DESCRIPTION OF THE TASK:
Extract each line of the data below exactly as written.

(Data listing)
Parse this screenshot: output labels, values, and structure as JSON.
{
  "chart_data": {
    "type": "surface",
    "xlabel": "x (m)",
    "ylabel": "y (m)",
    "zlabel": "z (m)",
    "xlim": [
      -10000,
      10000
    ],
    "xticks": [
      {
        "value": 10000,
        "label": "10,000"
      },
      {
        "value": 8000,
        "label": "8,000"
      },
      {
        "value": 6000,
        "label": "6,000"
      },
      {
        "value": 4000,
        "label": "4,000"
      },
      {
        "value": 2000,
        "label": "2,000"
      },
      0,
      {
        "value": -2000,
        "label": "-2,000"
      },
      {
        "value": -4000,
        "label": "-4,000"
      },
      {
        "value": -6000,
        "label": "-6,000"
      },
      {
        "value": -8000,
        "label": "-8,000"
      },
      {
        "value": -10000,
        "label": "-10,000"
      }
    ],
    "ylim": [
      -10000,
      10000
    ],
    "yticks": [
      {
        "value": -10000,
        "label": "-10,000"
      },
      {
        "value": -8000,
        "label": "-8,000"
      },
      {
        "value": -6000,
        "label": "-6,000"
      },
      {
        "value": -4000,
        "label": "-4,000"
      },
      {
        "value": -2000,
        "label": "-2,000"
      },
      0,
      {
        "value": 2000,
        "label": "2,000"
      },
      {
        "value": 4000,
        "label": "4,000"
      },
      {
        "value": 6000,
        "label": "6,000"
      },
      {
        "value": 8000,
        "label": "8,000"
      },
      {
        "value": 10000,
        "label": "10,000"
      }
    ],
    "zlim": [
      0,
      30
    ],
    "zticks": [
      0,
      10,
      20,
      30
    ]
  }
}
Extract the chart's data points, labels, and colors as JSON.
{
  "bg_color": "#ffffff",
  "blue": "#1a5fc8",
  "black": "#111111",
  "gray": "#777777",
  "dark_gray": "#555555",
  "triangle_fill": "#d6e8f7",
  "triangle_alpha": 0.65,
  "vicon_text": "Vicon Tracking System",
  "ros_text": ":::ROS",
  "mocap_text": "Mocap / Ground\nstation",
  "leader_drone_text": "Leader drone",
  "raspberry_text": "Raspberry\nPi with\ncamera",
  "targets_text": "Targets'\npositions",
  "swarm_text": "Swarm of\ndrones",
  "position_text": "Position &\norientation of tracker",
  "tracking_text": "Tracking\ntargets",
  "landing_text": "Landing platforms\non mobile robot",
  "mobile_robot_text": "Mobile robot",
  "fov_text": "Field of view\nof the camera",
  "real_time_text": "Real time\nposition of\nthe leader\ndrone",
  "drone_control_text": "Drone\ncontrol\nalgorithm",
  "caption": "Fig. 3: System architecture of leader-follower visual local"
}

EXERCISE SOLUTION:
Parse this screenshot: output labels, values, and structure as JSON.
{
  "chart_data": {
    "type": "surface",
    "xlabel": "x (m)",
    "ylabel": "y (m)",
    "zlabel": "z (m)",
    "xlim": [
      -10000,
      10000
    ],
    "xticks": [
      {
        "value": 10000,
        "label": "10,000"
      },
      {
        "value": 8000,
        "label": "8,000"
      },
      {
        "value": 6000,
        "label": "6,000"
      },
      {
        "value": 4000,
        "label": "4,000"
      },
      {
        "value": 2000,
        "label": "2,000"
      },
      0,
      {
        "value": -2000,
        "label": "-2,000"
      },
      {
        "value": -4000,
        "label": "-4,000"
      },
      {
        "value": -6000,
        "label": "-6,000"
      },
      {
        "value": -8000,
        "label": "-8,000"
      },
      {
        "value": -10000,
        "label": "-10,000"
      }
    ],
    "ylim": [
      -10000,
      10000
    ],
    "yticks": [
      {
        "value": -10000,
        "label": "-10,000"
      },
      {
        "value": -8000,
        "label": "-8,000"
      },
      {
        "value": -6000,
        "label": "-6,000"
      },
      {
        "value": -4000,
        "label": "-4,000"
      },
      {
        "value": -2000,
        "label": "-2,000"
      },
      0,
      {
        "value": 2000,
        "label": "2,000"
      },
      {
        "value": 4000,
        "label": "4,000"
      },
      {
        "value": 6000,
        "label": "6,000"
      },
      {
        "value": 8000,
        "label": "8,000"
      },
      {
        "value": 10000,
        "label": "10,000"
      }
    ],
    "zlim": [
      0,
      30
    ],
    "zticks": [
      0,
      10,
      20,
      30
    ]
  }
}
Extract the chart's data points, labels, and colors as JSON.
{
  "bg_color": "#ffffff",
  "blue": "#1a5fc8",
  "black": "#111111",
  "gray": "#777777",
  "dark_gray": "#555555",
  "triangle_fill": "#d6e8f7",
  "triangle_alpha": 0.65,
  "vicon_text": "Vicon Tracking System",
  "ros_text": ":::ROS",
  "mocap_text": "Mocap / Ground\nstation",
  "leader_drone_text": "Leader drone",
  "raspberry_text": "Raspberry\nPi with\ncamera",
  "targets_text": "Targets'\npositions",
  "swarm_text": "Swarm of\ndrones",
  "position_text": "Position &\norientation of tracker",
  "tracking_text": "Tracking\ntargets",
  "landing_text": "Landing platforms\non mobile robot",
  "mobile_robot_text": "Mobile robot",
  "fov_text": "Field of view\nof the camera",
  "real_time_text": "Real time\nposition of\nthe leader\ndrone",
  "drone_control_text": "Drone\ncontrol\nalgorithm",
  "caption": "Fig. 3: System architecture of leader-follower visual local"
}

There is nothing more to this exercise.